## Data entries
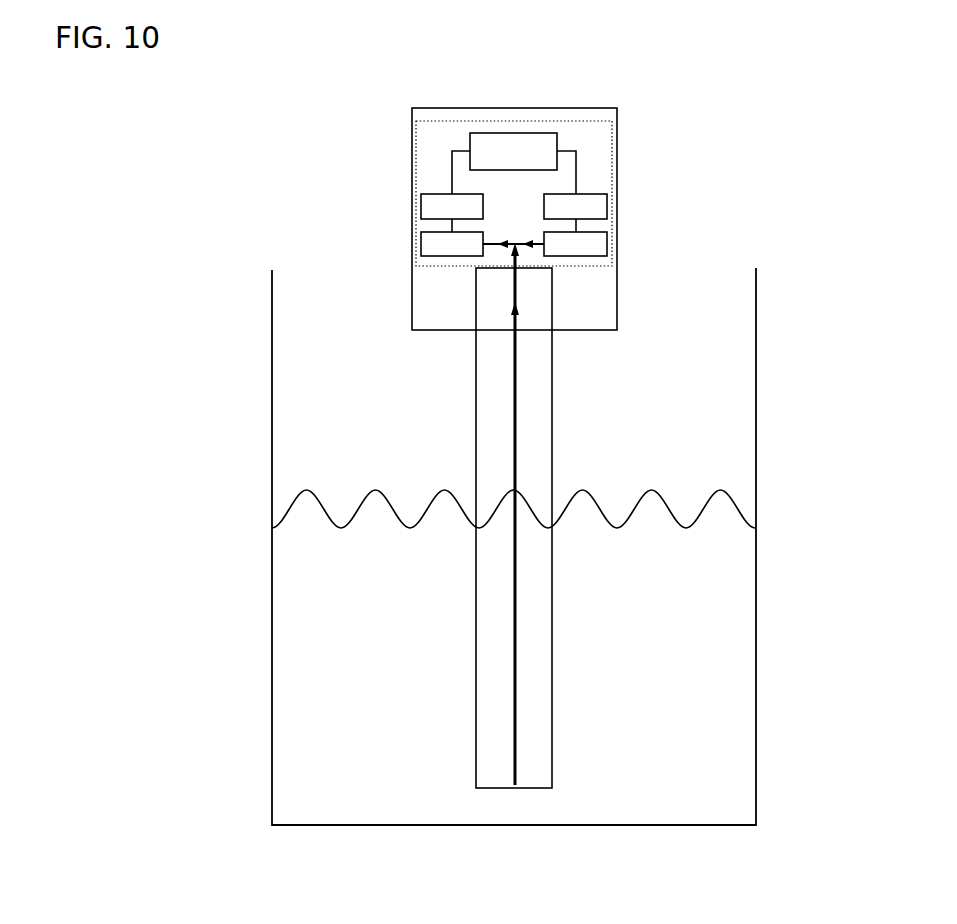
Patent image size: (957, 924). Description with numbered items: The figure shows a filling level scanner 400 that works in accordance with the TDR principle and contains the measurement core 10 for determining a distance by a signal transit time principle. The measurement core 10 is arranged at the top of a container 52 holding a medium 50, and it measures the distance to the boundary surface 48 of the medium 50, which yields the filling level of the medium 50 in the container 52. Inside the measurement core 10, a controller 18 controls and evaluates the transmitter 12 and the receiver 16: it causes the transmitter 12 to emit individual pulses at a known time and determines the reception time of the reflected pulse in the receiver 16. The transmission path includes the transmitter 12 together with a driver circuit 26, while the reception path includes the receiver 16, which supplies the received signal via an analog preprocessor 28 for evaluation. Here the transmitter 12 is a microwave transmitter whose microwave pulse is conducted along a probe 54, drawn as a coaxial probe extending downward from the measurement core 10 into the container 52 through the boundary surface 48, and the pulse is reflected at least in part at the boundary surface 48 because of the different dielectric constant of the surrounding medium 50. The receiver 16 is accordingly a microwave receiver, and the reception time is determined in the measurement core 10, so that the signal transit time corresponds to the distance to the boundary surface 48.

The filling level scanner 400 is at (677, 117).
The measurement core 10 is at (607, 157).
The controller 18 is at (487, 133).
The analog preprocessor 28 is at (433, 207).
The receiver 16 is at (433, 243).
The driver circuit 26 is at (596, 204).
The transmitter 12 is at (594, 257).
The probe 54 is at (553, 422).
The container 52 is at (757, 410).
The boundary surface 48 is at (742, 505).
The medium 50 is at (705, 640).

## Work to be completed
Put the data entries into a JSON list of strings, one string for each line, skipping blank lines. Leave the picture out of the list.

## Answer for this exercise
[
  "Patent image size: (957, 924). Description with numbered items: The figure shows a filling level scanner 400 that works in accordance with the TDR principle and contains the measurement core 10 for determining a distance by a signal transit time principle. The measurement core 10 is arranged at the top of a container 52 holding a medium 50, and it measures the distance to the boundary surface 48 of the medium 50, which yields the filling level of the medium 50 in the container 52. Inside the measurement core 10, a controller 18 controls and evaluates the transmitter 12 and the receiver 16: it causes the transmitter 12 to emit individual pulses at a known time and determines the reception time of the reflected pulse in the receiver 16. The transmission path includes the transmitter 12 together with a driver circuit 26, while the reception path includes the receiver 16, which supplies the received signal via an analog preprocessor 28 for evaluation. Here the transmitter 12 is a microwave transmitter whose microwave pulse is conducted along a probe 54, drawn as a coaxial probe extending downward from the measurement core 10 into the container 52 through the boundary surface 48, and the pulse is reflected at least in part at the boundary surface 48 because of the different dielectric constant of the surrounding medium 50. The receiver 16 is accordingly a microwave receiver, and the reception time is determined in the measurement core 10, so that the signal transit time corresponds to the distance to the boundary surface 48.",
  "The filling level scanner 400 is at (677, 117).",
  "The measurement core 10 is at (607, 157).",
  "The controller 18 is at (487, 133).",
  "The analog preprocessor 28 is at (433, 207).",
  "The receiver 16 is at (433, 243).",
  "The driver circuit 26 is at (596, 204).",
  "The transmitter 12 is at (594, 257).",
  "The probe 54 is at (553, 422).",
  "The container 52 is at (757, 410).",
  "The boundary surface 48 is at (742, 505).",
  "The medium 50 is at (705, 640)."
]